(What is required): Gather all lines in the entries that include the word "correlation".

(Given data):
++++++++++

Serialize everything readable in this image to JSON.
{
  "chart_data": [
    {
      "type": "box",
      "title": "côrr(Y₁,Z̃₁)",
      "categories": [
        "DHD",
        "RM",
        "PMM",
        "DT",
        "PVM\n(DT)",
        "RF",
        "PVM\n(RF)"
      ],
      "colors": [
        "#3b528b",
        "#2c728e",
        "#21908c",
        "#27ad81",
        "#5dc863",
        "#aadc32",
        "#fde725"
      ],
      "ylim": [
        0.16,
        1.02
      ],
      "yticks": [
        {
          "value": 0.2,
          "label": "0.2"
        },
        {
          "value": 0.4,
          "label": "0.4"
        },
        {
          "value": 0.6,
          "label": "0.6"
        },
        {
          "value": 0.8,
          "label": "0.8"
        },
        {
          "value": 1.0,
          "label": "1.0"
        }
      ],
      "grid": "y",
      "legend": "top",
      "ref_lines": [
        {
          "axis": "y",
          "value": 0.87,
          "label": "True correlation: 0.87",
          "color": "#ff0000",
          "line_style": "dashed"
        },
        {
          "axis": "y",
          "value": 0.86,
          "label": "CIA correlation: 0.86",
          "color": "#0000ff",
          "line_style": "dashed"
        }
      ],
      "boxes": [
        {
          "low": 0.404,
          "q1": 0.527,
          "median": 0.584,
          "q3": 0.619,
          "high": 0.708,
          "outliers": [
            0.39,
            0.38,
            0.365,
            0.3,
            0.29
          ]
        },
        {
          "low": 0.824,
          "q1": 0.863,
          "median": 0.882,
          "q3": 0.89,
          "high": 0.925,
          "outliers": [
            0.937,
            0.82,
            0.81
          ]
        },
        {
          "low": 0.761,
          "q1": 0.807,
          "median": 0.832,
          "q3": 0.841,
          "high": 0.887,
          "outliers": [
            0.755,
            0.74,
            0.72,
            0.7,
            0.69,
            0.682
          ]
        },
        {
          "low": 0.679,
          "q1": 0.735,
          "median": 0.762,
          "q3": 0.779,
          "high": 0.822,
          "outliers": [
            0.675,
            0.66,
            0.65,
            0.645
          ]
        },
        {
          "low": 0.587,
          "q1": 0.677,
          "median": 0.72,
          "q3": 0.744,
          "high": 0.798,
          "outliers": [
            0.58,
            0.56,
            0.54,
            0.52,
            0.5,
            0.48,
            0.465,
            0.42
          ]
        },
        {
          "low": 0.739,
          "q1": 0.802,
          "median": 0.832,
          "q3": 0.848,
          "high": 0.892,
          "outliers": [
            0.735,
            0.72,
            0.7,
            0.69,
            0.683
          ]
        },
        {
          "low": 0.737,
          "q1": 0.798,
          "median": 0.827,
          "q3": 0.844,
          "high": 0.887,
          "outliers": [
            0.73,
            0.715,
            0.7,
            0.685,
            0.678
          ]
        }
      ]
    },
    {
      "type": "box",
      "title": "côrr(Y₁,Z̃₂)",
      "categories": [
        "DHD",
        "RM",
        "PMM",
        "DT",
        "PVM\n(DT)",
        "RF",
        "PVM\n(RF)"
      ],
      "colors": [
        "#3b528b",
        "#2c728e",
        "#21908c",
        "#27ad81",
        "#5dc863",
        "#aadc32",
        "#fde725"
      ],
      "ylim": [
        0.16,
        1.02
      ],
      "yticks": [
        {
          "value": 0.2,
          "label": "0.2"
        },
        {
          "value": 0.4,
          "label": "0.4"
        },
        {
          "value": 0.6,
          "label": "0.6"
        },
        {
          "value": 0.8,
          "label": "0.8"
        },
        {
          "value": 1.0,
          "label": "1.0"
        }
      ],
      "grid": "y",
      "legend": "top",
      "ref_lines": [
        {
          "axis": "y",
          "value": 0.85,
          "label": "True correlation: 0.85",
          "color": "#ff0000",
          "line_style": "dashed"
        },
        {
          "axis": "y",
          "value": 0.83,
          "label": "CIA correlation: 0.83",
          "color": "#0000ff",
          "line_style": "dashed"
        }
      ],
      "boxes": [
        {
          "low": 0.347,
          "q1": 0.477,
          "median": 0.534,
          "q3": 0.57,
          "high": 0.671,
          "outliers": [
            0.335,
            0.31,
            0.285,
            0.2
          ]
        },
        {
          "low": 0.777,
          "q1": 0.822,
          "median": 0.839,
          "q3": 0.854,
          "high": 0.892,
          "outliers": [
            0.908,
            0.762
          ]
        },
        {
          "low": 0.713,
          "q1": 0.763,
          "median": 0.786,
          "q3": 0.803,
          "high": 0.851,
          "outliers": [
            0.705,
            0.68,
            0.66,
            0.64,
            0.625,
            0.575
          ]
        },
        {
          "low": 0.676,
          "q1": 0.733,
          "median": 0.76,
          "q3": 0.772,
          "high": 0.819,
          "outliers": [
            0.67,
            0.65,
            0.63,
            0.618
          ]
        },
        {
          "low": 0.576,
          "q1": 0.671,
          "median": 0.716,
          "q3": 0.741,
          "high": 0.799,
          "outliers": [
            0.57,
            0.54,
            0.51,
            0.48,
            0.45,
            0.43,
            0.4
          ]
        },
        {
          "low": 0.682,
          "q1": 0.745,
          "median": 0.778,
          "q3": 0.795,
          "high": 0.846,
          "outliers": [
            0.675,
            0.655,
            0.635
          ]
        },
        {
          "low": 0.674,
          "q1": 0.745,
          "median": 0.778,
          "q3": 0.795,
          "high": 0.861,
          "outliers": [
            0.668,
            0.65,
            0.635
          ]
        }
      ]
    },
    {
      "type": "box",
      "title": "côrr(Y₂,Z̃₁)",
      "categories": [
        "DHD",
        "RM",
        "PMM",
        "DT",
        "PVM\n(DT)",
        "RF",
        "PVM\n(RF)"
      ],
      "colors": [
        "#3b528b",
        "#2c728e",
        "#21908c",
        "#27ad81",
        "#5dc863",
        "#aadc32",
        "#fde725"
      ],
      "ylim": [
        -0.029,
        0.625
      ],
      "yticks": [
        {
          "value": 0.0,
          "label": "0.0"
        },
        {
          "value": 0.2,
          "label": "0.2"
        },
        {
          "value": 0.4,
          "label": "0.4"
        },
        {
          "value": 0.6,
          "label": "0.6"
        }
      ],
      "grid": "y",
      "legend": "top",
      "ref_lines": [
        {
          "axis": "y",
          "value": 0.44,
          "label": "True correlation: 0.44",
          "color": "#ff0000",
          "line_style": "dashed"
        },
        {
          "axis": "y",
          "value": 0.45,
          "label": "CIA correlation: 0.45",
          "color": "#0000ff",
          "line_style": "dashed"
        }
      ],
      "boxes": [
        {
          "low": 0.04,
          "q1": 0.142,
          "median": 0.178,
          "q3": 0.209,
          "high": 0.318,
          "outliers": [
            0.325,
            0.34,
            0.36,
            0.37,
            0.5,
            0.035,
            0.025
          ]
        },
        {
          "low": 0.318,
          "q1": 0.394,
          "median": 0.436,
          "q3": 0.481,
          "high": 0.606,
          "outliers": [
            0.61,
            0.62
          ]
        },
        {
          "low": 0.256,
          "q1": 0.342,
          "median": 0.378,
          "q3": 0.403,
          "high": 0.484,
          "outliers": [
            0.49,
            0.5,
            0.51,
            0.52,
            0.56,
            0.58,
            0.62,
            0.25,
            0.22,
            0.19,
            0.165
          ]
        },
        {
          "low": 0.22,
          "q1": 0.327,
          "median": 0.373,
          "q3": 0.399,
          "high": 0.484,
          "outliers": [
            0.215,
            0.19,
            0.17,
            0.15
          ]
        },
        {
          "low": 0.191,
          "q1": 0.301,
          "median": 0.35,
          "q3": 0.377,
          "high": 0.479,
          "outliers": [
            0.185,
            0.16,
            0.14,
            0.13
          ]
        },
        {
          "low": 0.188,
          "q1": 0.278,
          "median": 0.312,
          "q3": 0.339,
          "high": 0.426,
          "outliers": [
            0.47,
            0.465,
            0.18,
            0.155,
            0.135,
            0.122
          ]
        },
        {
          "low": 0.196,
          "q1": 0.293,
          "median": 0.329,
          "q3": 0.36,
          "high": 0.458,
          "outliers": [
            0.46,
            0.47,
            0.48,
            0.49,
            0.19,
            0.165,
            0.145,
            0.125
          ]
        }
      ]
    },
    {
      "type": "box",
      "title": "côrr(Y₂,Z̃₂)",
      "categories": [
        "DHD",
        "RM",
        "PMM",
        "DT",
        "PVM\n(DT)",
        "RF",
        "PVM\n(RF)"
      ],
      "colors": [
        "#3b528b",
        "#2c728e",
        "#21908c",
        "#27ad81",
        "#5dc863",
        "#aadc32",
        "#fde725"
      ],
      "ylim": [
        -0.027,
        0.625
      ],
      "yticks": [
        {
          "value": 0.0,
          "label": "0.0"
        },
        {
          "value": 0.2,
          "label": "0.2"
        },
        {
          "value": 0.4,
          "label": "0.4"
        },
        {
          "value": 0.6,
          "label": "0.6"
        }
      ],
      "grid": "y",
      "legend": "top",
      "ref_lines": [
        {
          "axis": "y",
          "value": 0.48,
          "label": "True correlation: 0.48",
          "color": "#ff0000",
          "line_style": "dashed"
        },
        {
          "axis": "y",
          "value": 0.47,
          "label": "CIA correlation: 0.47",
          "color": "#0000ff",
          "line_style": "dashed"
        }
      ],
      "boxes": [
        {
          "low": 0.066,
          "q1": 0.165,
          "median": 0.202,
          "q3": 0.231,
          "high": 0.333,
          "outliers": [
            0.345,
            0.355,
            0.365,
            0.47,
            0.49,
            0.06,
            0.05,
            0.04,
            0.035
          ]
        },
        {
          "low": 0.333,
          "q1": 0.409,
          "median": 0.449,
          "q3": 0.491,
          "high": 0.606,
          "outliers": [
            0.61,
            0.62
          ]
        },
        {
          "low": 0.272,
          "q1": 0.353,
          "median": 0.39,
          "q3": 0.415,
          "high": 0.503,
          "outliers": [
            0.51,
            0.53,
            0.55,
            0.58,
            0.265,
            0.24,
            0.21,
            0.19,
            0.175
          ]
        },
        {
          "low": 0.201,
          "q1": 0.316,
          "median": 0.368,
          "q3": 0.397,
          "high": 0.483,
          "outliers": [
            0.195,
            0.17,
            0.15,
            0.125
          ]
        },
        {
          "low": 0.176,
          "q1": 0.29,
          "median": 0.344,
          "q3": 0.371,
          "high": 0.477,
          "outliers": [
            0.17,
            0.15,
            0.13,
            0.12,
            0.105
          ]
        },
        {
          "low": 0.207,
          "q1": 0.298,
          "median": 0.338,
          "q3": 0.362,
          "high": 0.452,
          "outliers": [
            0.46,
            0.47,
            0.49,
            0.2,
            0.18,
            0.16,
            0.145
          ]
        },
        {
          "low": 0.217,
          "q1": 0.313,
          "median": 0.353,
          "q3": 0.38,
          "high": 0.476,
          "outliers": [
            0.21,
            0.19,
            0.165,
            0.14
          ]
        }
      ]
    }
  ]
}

++++++++++

(Task solution):
          "label": "True correlation: 0.87",
          "label": "CIA correlation: 0.86",
          "label": "True correlation: 0.85",
          "label": "CIA correlation: 0.83",
          "label": "True correlation: 0.44",
          "label": "CIA correlation: 0.45",
          "label": "True correlation: 0.48",
          "label": "CIA correlation: 0.47",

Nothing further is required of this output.